**WRITTEN INSTRUCTION:** Search the material below for the word "我们相聚在这里". Copy every line that has it.

**RECORDS PROVIDED:**

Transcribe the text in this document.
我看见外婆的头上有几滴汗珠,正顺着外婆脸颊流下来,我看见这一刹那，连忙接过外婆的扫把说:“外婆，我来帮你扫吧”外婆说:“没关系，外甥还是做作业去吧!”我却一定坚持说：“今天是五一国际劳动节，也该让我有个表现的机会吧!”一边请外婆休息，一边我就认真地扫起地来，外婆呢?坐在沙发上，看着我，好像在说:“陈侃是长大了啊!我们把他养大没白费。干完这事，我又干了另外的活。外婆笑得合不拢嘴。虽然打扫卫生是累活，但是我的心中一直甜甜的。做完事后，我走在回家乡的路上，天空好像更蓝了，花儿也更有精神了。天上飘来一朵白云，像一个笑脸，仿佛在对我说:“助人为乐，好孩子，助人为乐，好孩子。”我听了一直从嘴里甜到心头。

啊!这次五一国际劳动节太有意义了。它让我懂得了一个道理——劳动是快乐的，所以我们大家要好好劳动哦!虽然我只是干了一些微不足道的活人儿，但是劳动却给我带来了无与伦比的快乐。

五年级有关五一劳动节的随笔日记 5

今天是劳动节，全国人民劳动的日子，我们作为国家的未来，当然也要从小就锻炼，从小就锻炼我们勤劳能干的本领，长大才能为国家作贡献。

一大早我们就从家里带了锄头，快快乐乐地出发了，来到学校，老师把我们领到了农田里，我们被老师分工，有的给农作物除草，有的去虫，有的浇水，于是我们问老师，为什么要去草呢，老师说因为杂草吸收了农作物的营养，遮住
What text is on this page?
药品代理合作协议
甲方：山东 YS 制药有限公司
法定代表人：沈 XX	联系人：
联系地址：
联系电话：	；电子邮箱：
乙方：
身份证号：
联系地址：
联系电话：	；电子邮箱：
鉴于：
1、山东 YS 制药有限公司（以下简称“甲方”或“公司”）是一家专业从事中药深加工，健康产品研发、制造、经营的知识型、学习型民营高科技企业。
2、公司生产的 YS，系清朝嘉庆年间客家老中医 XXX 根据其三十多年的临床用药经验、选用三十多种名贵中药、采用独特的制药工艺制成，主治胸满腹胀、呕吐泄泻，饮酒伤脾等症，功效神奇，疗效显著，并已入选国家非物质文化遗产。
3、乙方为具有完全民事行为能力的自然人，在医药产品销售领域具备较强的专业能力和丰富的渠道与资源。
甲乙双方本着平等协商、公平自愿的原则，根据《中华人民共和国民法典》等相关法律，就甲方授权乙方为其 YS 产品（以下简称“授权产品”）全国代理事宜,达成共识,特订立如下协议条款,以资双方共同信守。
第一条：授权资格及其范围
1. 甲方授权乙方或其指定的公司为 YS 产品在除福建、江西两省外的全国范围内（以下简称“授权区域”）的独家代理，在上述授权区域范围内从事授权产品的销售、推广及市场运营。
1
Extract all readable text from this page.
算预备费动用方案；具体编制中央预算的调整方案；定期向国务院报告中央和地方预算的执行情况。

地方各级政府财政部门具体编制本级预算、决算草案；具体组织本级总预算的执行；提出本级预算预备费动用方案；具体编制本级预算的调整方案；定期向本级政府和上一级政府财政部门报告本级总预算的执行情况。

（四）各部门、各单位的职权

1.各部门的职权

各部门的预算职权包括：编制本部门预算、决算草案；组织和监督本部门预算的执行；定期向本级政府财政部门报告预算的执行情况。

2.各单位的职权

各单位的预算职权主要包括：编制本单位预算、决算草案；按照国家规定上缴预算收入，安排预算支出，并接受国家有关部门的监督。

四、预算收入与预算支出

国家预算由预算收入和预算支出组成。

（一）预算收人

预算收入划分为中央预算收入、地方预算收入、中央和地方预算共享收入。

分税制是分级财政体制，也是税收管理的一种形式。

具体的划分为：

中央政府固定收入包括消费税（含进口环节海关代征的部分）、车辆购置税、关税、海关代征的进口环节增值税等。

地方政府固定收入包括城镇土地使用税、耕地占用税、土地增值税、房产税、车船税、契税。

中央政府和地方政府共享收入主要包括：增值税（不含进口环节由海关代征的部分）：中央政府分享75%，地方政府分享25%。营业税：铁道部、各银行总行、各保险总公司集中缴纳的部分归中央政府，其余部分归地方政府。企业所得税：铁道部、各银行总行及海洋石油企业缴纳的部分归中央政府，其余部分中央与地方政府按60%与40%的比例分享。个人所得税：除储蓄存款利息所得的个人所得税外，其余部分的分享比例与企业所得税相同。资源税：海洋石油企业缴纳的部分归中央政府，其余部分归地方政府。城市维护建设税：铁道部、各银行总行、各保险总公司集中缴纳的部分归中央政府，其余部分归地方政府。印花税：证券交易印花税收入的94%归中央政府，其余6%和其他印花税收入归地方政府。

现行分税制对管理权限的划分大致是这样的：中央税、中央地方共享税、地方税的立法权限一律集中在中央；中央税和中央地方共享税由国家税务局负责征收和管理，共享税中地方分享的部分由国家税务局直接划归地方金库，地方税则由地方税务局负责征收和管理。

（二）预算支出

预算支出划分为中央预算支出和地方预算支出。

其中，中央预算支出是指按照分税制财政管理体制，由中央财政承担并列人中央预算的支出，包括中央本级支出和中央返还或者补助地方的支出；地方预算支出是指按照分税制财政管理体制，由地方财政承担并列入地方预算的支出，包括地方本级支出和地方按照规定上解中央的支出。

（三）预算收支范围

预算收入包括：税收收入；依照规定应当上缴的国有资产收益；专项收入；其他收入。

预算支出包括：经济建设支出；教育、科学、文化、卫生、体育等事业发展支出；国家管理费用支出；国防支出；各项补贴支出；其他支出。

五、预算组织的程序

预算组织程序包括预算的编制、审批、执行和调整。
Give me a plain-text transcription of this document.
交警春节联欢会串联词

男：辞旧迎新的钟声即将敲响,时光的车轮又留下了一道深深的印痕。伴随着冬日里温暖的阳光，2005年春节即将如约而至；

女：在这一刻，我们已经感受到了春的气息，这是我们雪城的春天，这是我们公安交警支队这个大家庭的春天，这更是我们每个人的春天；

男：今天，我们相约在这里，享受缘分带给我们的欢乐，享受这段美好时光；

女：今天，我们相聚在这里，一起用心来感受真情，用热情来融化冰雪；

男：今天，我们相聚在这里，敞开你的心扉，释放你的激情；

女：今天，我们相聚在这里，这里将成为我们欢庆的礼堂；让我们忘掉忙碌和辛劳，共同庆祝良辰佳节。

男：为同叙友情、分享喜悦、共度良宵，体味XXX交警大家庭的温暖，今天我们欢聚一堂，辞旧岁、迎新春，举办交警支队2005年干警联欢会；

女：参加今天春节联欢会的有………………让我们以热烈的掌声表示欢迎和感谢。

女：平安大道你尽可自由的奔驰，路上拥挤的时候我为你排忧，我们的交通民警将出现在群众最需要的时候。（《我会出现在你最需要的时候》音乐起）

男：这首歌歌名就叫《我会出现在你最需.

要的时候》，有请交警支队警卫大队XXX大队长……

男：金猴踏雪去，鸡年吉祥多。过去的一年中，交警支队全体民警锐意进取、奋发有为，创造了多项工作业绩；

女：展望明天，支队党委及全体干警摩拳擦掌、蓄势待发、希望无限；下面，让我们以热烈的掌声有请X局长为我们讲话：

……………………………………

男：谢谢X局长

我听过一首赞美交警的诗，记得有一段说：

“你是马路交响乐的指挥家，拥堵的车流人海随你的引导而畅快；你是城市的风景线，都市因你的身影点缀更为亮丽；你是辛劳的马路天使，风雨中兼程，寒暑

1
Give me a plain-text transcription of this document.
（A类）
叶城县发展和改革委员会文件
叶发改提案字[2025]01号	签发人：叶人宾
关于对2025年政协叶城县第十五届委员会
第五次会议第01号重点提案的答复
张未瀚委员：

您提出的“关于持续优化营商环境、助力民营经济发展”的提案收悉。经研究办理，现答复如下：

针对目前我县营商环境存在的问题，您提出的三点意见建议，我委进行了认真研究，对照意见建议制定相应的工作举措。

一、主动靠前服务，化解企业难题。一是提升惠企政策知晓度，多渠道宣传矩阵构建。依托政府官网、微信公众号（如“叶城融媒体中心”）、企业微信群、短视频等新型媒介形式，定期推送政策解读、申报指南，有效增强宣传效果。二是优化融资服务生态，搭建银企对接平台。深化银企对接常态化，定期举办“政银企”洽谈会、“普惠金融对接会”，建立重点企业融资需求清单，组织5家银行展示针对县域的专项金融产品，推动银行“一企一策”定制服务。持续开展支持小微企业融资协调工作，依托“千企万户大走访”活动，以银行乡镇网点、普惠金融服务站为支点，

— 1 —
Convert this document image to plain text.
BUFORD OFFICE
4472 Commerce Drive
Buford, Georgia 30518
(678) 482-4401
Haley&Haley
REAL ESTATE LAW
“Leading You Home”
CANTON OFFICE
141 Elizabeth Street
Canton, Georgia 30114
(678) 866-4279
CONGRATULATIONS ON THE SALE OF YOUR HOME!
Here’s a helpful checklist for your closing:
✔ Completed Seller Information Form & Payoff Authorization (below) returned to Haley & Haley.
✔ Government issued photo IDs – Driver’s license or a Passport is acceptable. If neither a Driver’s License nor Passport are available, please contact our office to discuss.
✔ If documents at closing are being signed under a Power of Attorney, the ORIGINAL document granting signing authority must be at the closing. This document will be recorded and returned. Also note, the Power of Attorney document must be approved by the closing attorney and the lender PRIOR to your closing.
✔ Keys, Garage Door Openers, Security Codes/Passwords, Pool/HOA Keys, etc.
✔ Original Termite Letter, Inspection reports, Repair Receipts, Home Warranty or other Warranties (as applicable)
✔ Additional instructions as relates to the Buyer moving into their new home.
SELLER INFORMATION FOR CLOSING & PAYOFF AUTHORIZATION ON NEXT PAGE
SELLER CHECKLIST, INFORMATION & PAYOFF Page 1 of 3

**EXERCISE ANSWER:**
女：今天，我们相聚在这里，一起用心来感受真情，用热情来融化冰雪；
男：今天，我们相聚在这里，敞开你的心扉，释放你的激情；
女：今天，我们相聚在这里，这里将成为我们欢庆的礼堂；让我们忘掉忙碌和辛劳，共同庆祝良辰佳节。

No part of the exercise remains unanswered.